**Exercise task**. Single out each line with the word "title" and copy it.

begin Material for this exercise

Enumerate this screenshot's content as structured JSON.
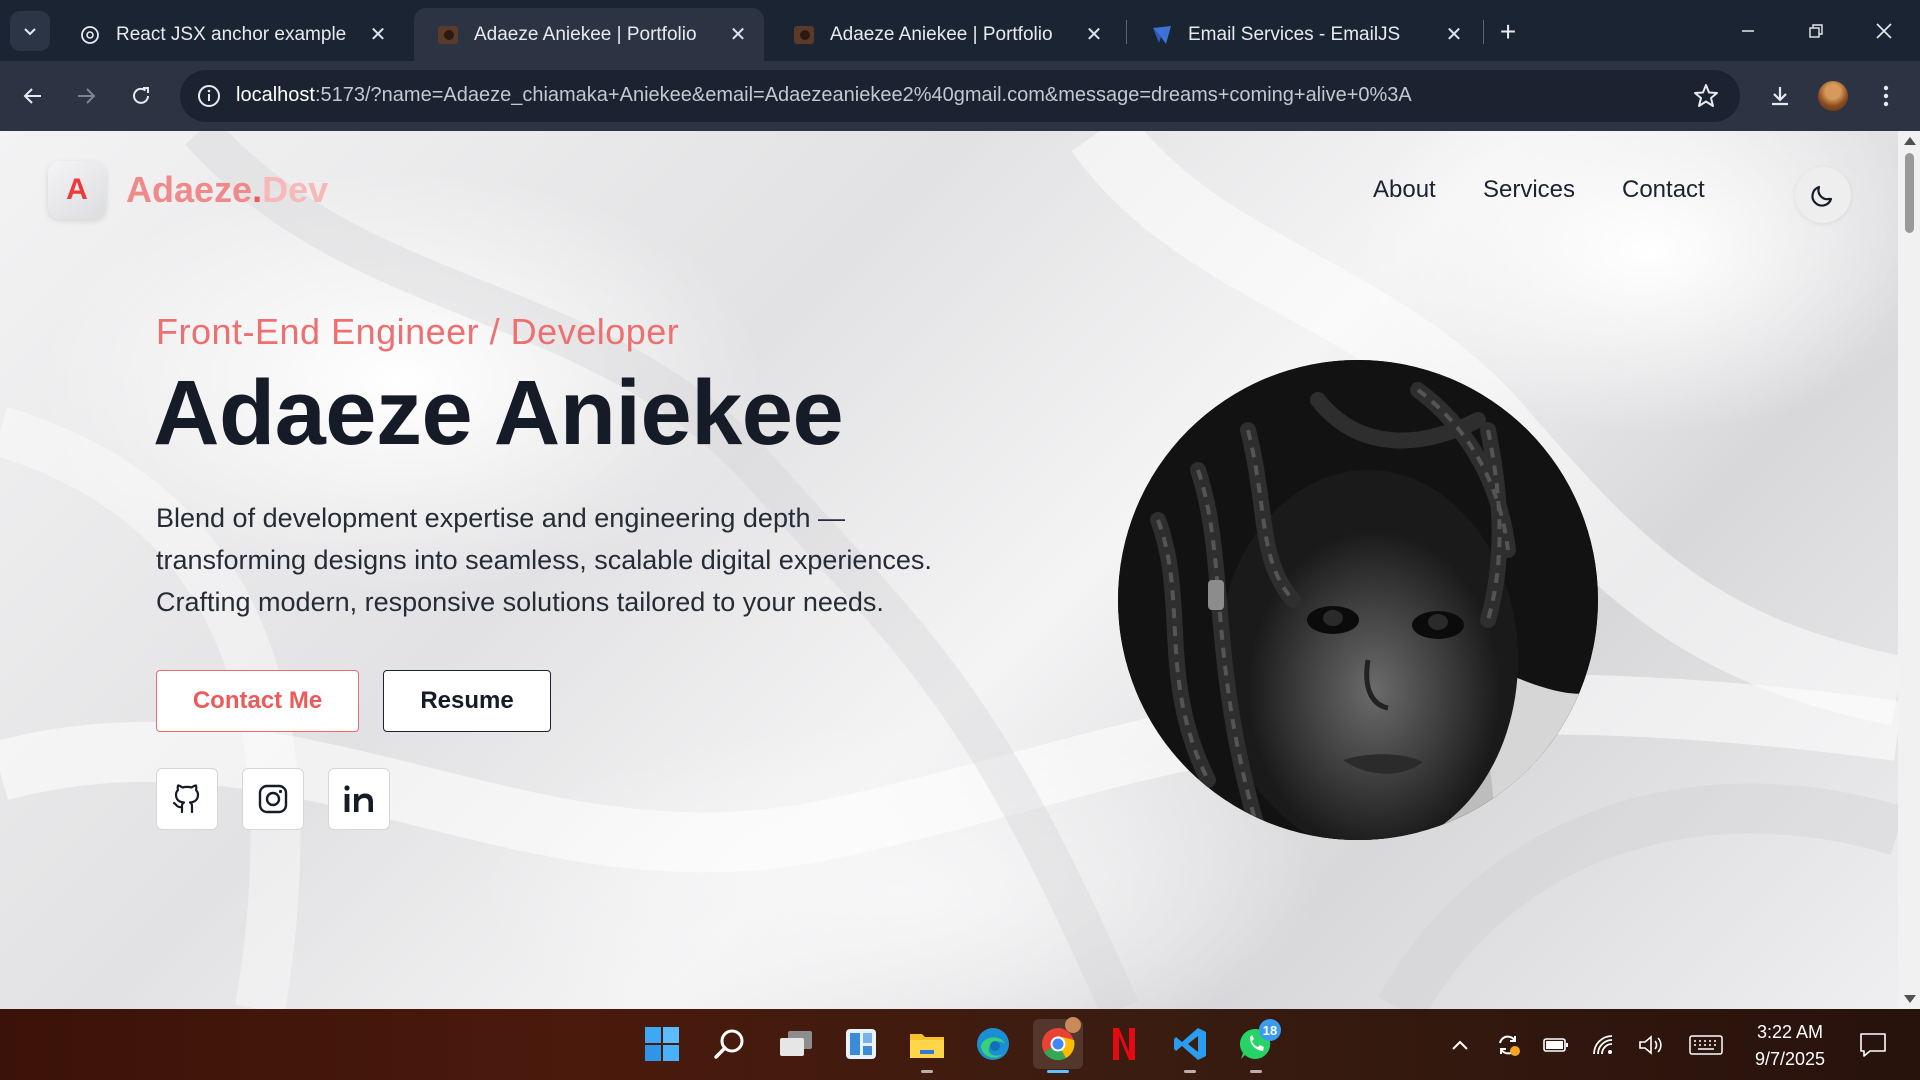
{
  "browser": {
    "tabs": [
      {
        "title": "React JSX anchor example",
        "active": false,
        "icon": "openai-icon"
      },
      {
        "title": "Adaeze Aniekee | Portfolio",
        "active": true,
        "icon": "portfolio-favicon"
      },
      {
        "title": "Adaeze Aniekee | Portfolio",
        "active": false,
        "icon": "portfolio-favicon"
      },
      {
        "title": "Email Services - EmailJS",
        "active": false,
        "icon": "emailjs-icon"
      }
    ],
    "url_host": "localhost",
    "url_rest": ":5173/?name=Adaeze_chiamaka+Aniekee&email=Adaezeaniekee2%40gmail.com&message=dreams+coming+alive+0%3A"
  },
  "site": {
    "logo_letter": "A",
    "logo_text_a": "Adaeze",
    "logo_text_dot": ".",
    "logo_text_b": "Dev",
    "nav": [
      "About",
      "Services",
      "Contact"
    ],
    "theme_icon": "moon-icon"
  },
  "hero": {
    "role": "Front-End Engineer / Developer",
    "name": "Adaeze Aniekee",
    "bio_lines": [
      "Blend of development expertise and engineering depth —",
      "transforming designs into seamless, scalable digital experiences.",
      "Crafting modern, responsive solutions tailored to your needs."
    ],
    "contact_button": "Contact Me",
    "resume_button": "Resume",
    "socials": [
      "github-icon",
      "instagram-icon",
      "linkedin-icon"
    ]
  },
  "taskbar": {
    "apps": [
      "windows-start-icon",
      "search-icon",
      "task-view-icon",
      "widgets-icon",
      "file-explorer-icon",
      "edge-icon",
      "chrome-icon",
      "netflix-icon",
      "vscode-icon",
      "whatsapp-icon"
    ],
    "whatsapp_badge": "18",
    "time": "3:22 AM",
    "date": "9/7/2025"
  },
  "colors": {
    "accent": "#ec5b5b",
    "dark_text": "#151b27",
    "chrome_bg": "#1b2433"
  }
}
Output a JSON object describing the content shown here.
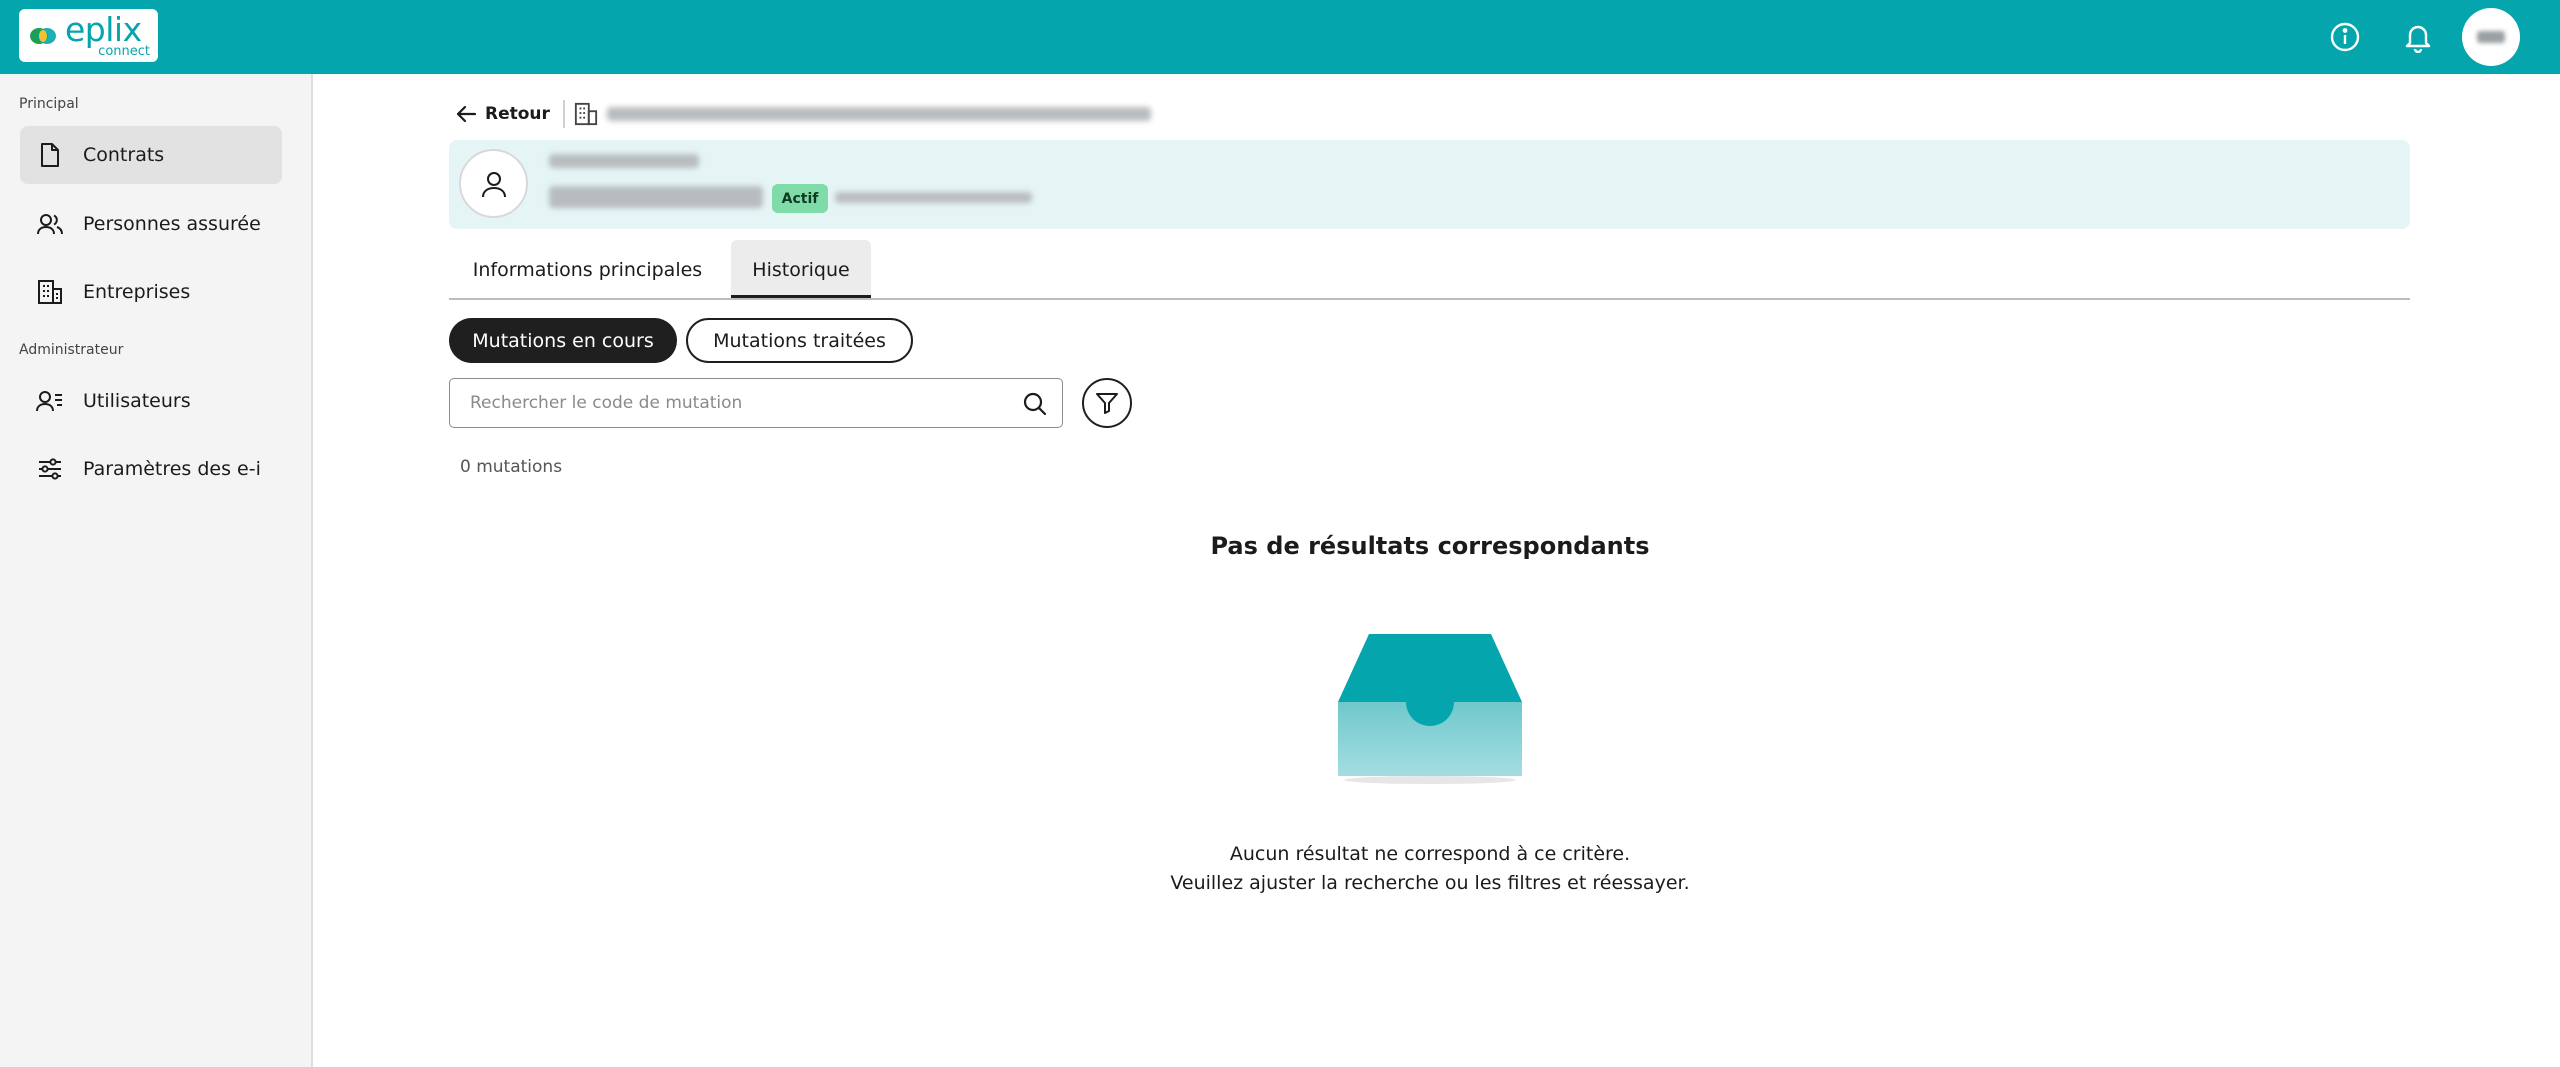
{
  "brand": {
    "name": "eplix",
    "sub": "connect"
  },
  "sidebar": {
    "sections": [
      {
        "title": "Principal",
        "items": [
          {
            "label": "Contrats",
            "icon": "document-icon",
            "active": true
          },
          {
            "label": "Personnes assurée",
            "icon": "people-icon"
          },
          {
            "label": "Entreprises",
            "icon": "building-icon"
          }
        ]
      },
      {
        "title": "Administrateur",
        "items": [
          {
            "label": "Utilisateurs",
            "icon": "user-card-icon"
          },
          {
            "label": "Paramètres des e-i",
            "icon": "sliders-icon"
          }
        ]
      }
    ]
  },
  "breadcrumb": {
    "back_label": "Retour"
  },
  "person": {
    "status": "Actif"
  },
  "tabs": [
    {
      "label": "Informations principales",
      "active": false
    },
    {
      "label": "Historique",
      "active": true
    }
  ],
  "filters": {
    "active_label": "Mutations en cours",
    "inactive_label": "Mutations traitées"
  },
  "search": {
    "placeholder": "Rechercher le code de mutation",
    "value": ""
  },
  "count_label": "0 mutations",
  "empty_state": {
    "title": "Pas de résultats correspondants",
    "line1": "Aucun résultat ne correspond à ce critère.",
    "line2": "Veuillez ajuster la recherche ou les filtres et réessayer."
  },
  "colors": {
    "brand": "#05a5ad",
    "status_active": "#7fdca8",
    "card_bg": "#e5f5f6"
  }
}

end Material for this exercise

**Task output**.
        "title": "React JSX anchor example",
        "title": "Adaeze Aniekee | Portfolio",
        "title": "Adaeze Aniekee | Portfolio",
        "title": "Email Services - EmailJS",
        "title": "Principal",
        "title": "Administrateur",
    "title": "Pas de résultats correspondants",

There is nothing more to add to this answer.